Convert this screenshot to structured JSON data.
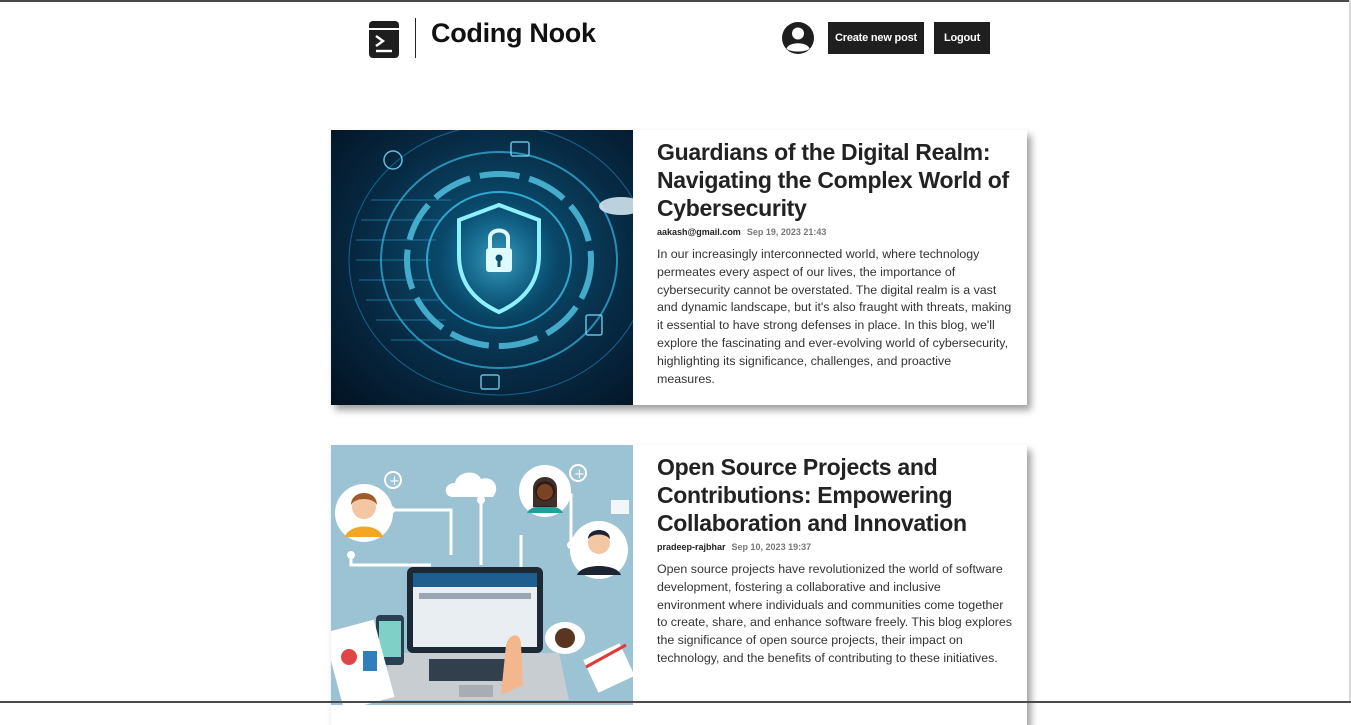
{
  "header": {
    "brand": "Coding Nook",
    "create_label": "Create new post",
    "logout_label": "Logout"
  },
  "posts": [
    {
      "title": "Guardians of the Digital Realm: Navigating the Complex World of Cybersecurity",
      "author": "aakash@gmail.com",
      "date": "Sep 19, 2023 21:43",
      "summary": "In our increasingly interconnected world, where technology permeates every aspect of our lives, the importance of cybersecurity cannot be overstated. The digital realm is a vast and dynamic landscape, but it's also fraught with threats, making it essential to have strong defenses in place. In this blog, we'll explore the fascinating and ever-evolving world of cybersecurity, highlighting its significance, challenges, and proactive measures."
    },
    {
      "title": "Open Source Projects and Contributions: Empowering Collaboration and Innovation",
      "author": "pradeep-rajbhar",
      "date": "Sep 10, 2023 19:37",
      "summary": "Open source projects have revolutionized the world of software development, fostering a collaborative and inclusive environment where individuals and communities come together to create, share, and enhance software freely. This blog explores the significance of open source projects, their impact on technology, and the benefits of contributing to these initiatives."
    }
  ]
}
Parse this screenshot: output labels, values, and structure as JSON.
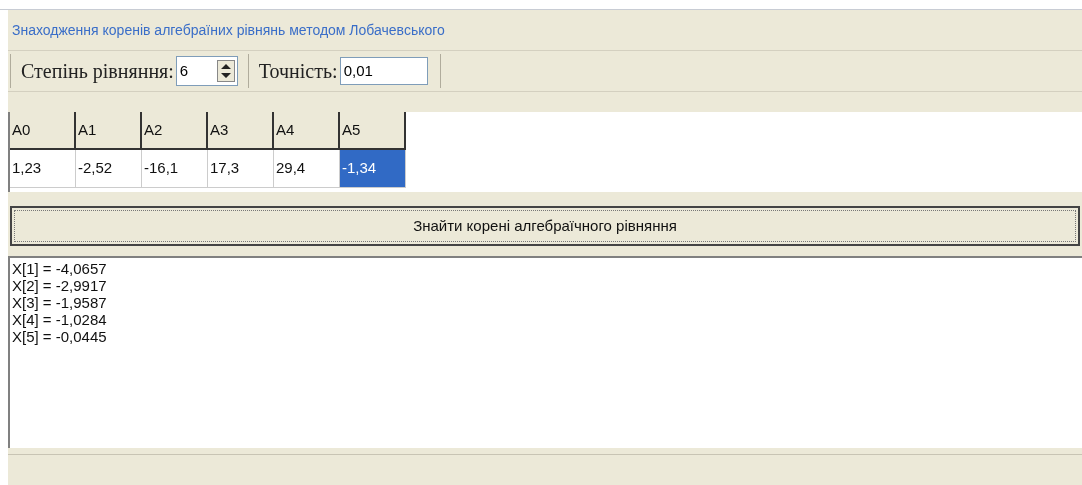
{
  "title": "Знаходження коренів алгебраїних рівнянь методом Лобачевського",
  "toolbar": {
    "degree_label": "Степінь рівняння:",
    "degree_value": "6",
    "precision_label": "Точність:",
    "precision_value": "0,01"
  },
  "grid": {
    "columns": [
      "A0",
      "A1",
      "A2",
      "A3",
      "A4",
      "A5"
    ],
    "cells": [
      {
        "value": "1,23",
        "selected": false
      },
      {
        "value": "-2,52",
        "selected": false
      },
      {
        "value": "-16,1",
        "selected": false
      },
      {
        "value": "17,3",
        "selected": false
      },
      {
        "value": "29,4",
        "selected": false
      },
      {
        "value": "-1,34",
        "selected": true
      }
    ]
  },
  "button": "Знайти корені алгебраїчного рівняння",
  "results": [
    "X[1] = -4,0657",
    "X[2] = -2,9917",
    "X[3] = -1,9587",
    "X[4] = -1,0284",
    "X[5] = -0,0445"
  ]
}
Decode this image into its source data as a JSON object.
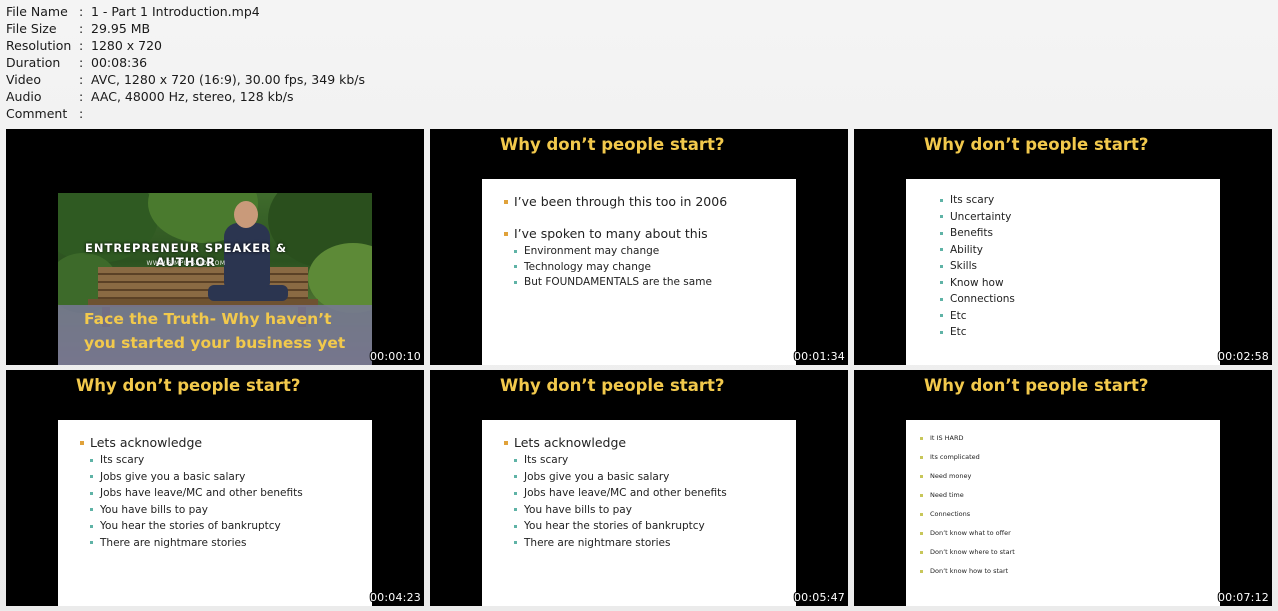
{
  "info": [
    {
      "key": "File Name",
      "value": "1 - Part 1 Introduction.mp4"
    },
    {
      "key": "File Size",
      "value": "29.95 MB"
    },
    {
      "key": "Resolution",
      "value": "1280 x 720"
    },
    {
      "key": "Duration",
      "value": "00:08:36"
    },
    {
      "key": "Video",
      "value": "AVC, 1280 x 720 (16:9), 30.00 fps, 349 kb/s"
    },
    {
      "key": "Audio",
      "value": "AAC, 48000 Hz, stereo, 128 kb/s"
    },
    {
      "key": "Comment",
      "value": ""
    }
  ],
  "separator": ":",
  "thumbs": [
    {
      "timestamp": "00:00:10",
      "banner": "ENTREPRENEUR SPEAKER & AUTHOR",
      "url": "WWW.SIMPLYSAID.COM",
      "caption_line1": "Face the Truth- Why haven’t",
      "caption_line2": "you started your business yet"
    },
    {
      "timestamp": "00:01:34",
      "title": "Why don’t people start?",
      "bullets": [
        {
          "text": "I’ve been through this too in 2006"
        },
        {
          "text": "I’ve spoken to many about this",
          "sub": [
            "Environment may change",
            "Technology may change",
            "But FOUNDAMENTALS are the same"
          ]
        }
      ]
    },
    {
      "timestamp": "00:02:58",
      "title": "Why don’t people start?",
      "items": [
        "Its scary",
        "Uncertainty",
        "Benefits",
        "Ability",
        "Skills",
        "Know how",
        "Connections",
        "Etc",
        "Etc"
      ]
    },
    {
      "timestamp": "00:04:23",
      "title": "Why don’t people start?",
      "heading": "Lets acknowledge",
      "items": [
        "Its scary",
        "Jobs give you a basic salary",
        "Jobs have leave/MC and other benefits",
        "You have bills to pay",
        "You hear the stories of bankruptcy",
        "There are nightmare stories"
      ]
    },
    {
      "timestamp": "00:05:47",
      "title": "Why don’t people start?",
      "heading": "Lets acknowledge",
      "items": [
        "Its scary",
        "Jobs give you a basic salary",
        "Jobs have leave/MC and other benefits",
        "You have bills to pay",
        "You hear the stories of bankruptcy",
        "There are nightmare stories"
      ]
    },
    {
      "timestamp": "00:07:12",
      "title": "Why don’t people start?",
      "items": [
        "It IS HARD",
        "Its complicated",
        "Need money",
        "Need time",
        "Connections",
        "Don’t know what to offer",
        "Don’t know where to start",
        "Don’t know how to start"
      ]
    }
  ]
}
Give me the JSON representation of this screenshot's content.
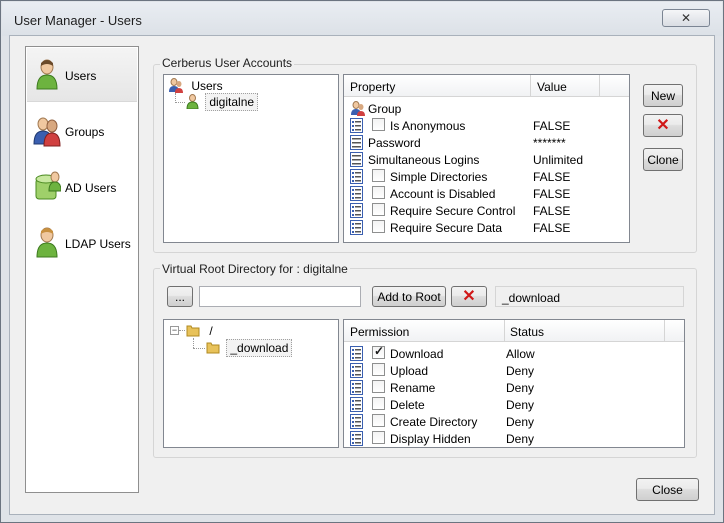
{
  "window": {
    "title": "User Manager - Users",
    "close_label": "✕"
  },
  "nav": {
    "items": [
      {
        "label": "Users",
        "icon": "user-icon"
      },
      {
        "label": "Groups",
        "icon": "group-icon"
      },
      {
        "label": "AD Users",
        "icon": "ad-users-icon"
      },
      {
        "label": "LDAP Users",
        "icon": "ldap-user-icon"
      }
    ]
  },
  "accounts": {
    "group_label": "Cerberus User Accounts",
    "tree": {
      "root": "Users",
      "child": "digitalne"
    },
    "properties": {
      "columns": [
        "Property",
        "Value"
      ],
      "rows": [
        {
          "name": "Group",
          "value": "",
          "icon": "group-icon",
          "checkbox": false
        },
        {
          "name": "Is Anonymous",
          "value": "FALSE",
          "icon": "property-icon",
          "checkbox": true
        },
        {
          "name": "Password",
          "value": "*******",
          "icon": "property-icon",
          "checkbox": false
        },
        {
          "name": "Simultaneous Logins",
          "value": "Unlimited",
          "icon": "property-icon",
          "checkbox": false
        },
        {
          "name": "Simple Directories",
          "value": "FALSE",
          "icon": "property-icon",
          "checkbox": true
        },
        {
          "name": "Account is Disabled",
          "value": "FALSE",
          "icon": "property-icon",
          "checkbox": true
        },
        {
          "name": "Require Secure Control",
          "value": "FALSE",
          "icon": "property-icon",
          "checkbox": true
        },
        {
          "name": "Require Secure Data",
          "value": "FALSE",
          "icon": "property-icon",
          "checkbox": true
        }
      ]
    },
    "buttons": {
      "new": "New",
      "delete": "✕",
      "clone": "Clone"
    }
  },
  "vroot": {
    "group_label": "Virtual Root Directory for : digitalne",
    "browse_label": "...",
    "path_value": "",
    "add_label": "Add to Root",
    "delete_label": "✕",
    "selected_dir": "_download",
    "tree": {
      "root": "/",
      "child": "_download"
    },
    "permissions": {
      "columns": [
        "Permission",
        "Status"
      ],
      "rows": [
        {
          "name": "Download",
          "status": "Allow",
          "checked": true
        },
        {
          "name": "Upload",
          "status": "Deny",
          "checked": false
        },
        {
          "name": "Rename",
          "status": "Deny",
          "checked": false
        },
        {
          "name": "Delete",
          "status": "Deny",
          "checked": false
        },
        {
          "name": "Create Directory",
          "status": "Deny",
          "checked": false
        },
        {
          "name": "Display Hidden",
          "status": "Deny",
          "checked": false
        }
      ]
    }
  },
  "footer": {
    "close_label": "Close"
  },
  "colors": {
    "delete_red": "#d01818",
    "folder_yellow": "#e8c25a",
    "user_green": "#6db33f"
  }
}
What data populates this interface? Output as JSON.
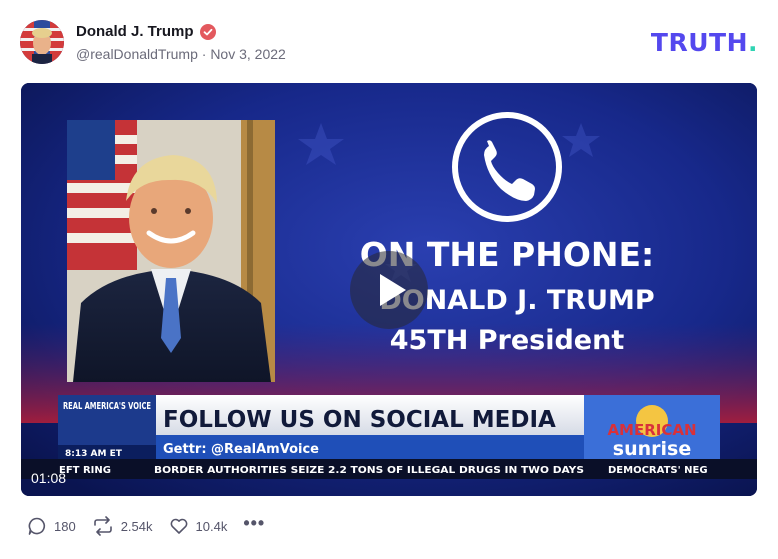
{
  "post": {
    "author_name": "Donald J. Trump",
    "handle": "@realDonaldTrump",
    "separator": "·",
    "date": "Nov 3, 2022"
  },
  "brand": {
    "logo_main": "TRUTH",
    "logo_dot": ".",
    "logo_color": "#5448ee",
    "dot_color": "#2fd4b3"
  },
  "video": {
    "timestamp": "01:08",
    "call_title": "ON THE PHONE:",
    "caller_name": "DONALD J. TRUMP",
    "caller_role": "45TH President",
    "lower_third": {
      "network": "REAL AMERICA'S VOICE",
      "time": "8:13 AM ET",
      "headline": "FOLLOW US ON SOCIAL MEDIA",
      "subline": "Gettr: @RealAmVoice",
      "show_line1": "AMERICAN",
      "show_line2": "sunrise",
      "ticker_left": "EFT RING",
      "ticker_main": "BORDER AUTHORITIES SEIZE 2.2 TONS OF ILLEGAL DRUGS IN TWO DAYS",
      "ticker_right": "DEMOCRATS' NEG"
    }
  },
  "actions": {
    "replies": "180",
    "retruths": "2.54k",
    "likes": "10.4k"
  }
}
====
• What is asked: Scan the data for the word "screenshot" and copy every line where it shows up.

• Finished answer:
Convert this screenshot to structured JSON data.
Parse this screenshot: output labels, values, and structure as JSON.
Give me the JSON representation of this screenshot's content.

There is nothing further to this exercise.